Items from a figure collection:
**********
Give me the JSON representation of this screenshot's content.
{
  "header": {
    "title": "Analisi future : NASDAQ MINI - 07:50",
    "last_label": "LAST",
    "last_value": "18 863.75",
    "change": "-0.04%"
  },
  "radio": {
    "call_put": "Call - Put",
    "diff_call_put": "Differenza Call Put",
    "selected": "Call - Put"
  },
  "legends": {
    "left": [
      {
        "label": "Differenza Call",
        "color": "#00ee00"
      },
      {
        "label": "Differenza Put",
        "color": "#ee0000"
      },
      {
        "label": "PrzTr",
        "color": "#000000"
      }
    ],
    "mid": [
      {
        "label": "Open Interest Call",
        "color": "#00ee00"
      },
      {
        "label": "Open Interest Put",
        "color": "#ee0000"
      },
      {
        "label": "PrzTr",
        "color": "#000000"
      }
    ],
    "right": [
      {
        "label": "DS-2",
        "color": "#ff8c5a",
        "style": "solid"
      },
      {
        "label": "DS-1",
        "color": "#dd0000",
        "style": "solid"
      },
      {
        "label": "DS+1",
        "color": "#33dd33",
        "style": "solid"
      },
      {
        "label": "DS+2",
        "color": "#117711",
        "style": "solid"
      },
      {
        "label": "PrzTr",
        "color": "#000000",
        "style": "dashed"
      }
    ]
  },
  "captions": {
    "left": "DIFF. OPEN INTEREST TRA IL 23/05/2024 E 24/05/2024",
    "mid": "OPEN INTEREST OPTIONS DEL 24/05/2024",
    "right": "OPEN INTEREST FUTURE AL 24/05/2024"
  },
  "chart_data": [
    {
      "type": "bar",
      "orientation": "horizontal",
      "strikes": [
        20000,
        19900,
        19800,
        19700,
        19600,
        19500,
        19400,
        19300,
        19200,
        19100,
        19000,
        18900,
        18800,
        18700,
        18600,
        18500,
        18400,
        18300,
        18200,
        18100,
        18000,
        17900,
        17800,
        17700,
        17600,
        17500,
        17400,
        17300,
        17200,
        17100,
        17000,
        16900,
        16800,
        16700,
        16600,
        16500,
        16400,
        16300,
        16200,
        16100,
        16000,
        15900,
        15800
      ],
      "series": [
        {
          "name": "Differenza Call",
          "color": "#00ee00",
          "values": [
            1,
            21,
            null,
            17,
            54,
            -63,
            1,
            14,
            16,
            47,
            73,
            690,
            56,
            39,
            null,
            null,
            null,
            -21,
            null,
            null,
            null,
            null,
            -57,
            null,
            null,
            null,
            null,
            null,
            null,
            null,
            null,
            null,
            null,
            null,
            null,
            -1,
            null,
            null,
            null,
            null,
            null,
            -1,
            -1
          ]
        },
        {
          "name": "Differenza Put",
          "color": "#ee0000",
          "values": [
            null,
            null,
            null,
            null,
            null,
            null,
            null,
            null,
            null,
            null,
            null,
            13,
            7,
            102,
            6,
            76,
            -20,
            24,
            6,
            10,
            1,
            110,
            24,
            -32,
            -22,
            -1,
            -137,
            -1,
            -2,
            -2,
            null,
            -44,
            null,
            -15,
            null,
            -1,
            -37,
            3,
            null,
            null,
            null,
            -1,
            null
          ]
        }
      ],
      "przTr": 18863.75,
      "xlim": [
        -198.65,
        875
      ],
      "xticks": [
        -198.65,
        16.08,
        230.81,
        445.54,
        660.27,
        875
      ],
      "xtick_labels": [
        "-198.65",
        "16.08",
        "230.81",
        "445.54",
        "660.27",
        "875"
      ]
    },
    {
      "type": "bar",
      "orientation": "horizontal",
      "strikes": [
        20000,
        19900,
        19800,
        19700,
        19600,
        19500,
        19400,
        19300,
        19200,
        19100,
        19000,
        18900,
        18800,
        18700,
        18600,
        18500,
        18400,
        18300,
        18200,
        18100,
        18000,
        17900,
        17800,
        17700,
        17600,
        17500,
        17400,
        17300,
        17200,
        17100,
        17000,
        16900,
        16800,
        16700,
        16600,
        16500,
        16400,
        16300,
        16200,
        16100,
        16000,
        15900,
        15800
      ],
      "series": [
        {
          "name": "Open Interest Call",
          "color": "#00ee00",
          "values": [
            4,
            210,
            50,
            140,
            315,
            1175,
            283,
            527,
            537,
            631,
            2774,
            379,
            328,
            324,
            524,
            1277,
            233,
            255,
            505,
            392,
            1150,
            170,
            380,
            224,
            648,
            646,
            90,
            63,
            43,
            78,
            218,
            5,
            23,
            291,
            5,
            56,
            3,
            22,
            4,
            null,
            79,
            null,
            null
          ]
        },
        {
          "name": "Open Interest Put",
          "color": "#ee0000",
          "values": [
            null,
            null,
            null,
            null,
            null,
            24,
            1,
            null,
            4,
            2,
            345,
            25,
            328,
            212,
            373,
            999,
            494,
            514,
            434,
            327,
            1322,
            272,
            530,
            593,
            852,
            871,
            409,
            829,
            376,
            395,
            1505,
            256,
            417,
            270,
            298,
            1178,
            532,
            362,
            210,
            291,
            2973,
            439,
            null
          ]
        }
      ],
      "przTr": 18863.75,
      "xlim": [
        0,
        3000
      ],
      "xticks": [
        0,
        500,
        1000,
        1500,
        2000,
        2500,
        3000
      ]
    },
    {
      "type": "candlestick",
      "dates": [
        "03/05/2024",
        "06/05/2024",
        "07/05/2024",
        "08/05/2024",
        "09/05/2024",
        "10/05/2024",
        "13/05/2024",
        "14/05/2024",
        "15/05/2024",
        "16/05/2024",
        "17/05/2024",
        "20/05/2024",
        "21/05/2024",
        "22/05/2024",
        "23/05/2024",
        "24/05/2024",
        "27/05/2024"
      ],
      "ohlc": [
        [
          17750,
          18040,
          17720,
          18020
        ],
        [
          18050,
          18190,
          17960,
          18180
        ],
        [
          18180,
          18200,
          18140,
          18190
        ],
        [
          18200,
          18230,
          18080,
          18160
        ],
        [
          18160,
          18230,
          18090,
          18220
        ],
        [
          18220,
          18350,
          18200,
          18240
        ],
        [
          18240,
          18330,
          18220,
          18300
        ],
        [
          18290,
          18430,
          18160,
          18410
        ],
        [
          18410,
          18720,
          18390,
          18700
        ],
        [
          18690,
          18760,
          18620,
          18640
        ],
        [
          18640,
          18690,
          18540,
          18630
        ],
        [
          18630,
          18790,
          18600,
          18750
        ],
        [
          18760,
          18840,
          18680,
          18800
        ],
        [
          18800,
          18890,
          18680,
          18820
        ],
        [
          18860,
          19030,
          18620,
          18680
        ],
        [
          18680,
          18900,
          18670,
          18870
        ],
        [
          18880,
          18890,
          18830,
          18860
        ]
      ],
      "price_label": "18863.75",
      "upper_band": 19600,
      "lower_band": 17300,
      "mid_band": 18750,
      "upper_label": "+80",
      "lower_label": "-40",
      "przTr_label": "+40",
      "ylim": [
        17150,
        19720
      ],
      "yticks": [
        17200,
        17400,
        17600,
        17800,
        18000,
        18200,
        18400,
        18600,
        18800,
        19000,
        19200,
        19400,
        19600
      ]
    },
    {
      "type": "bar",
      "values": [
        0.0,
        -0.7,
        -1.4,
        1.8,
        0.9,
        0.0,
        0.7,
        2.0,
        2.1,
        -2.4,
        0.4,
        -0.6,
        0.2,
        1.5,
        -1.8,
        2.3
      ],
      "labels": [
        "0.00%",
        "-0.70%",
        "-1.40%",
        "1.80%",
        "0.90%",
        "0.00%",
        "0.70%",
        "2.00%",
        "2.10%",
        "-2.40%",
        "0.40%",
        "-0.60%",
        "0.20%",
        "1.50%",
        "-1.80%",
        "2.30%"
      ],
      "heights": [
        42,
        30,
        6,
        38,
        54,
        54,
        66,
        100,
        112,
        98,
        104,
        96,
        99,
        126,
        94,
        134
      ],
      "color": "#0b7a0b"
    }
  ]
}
**********
The lines above form a set of records; determine how many of them contain the string "name" and give that number alone.

4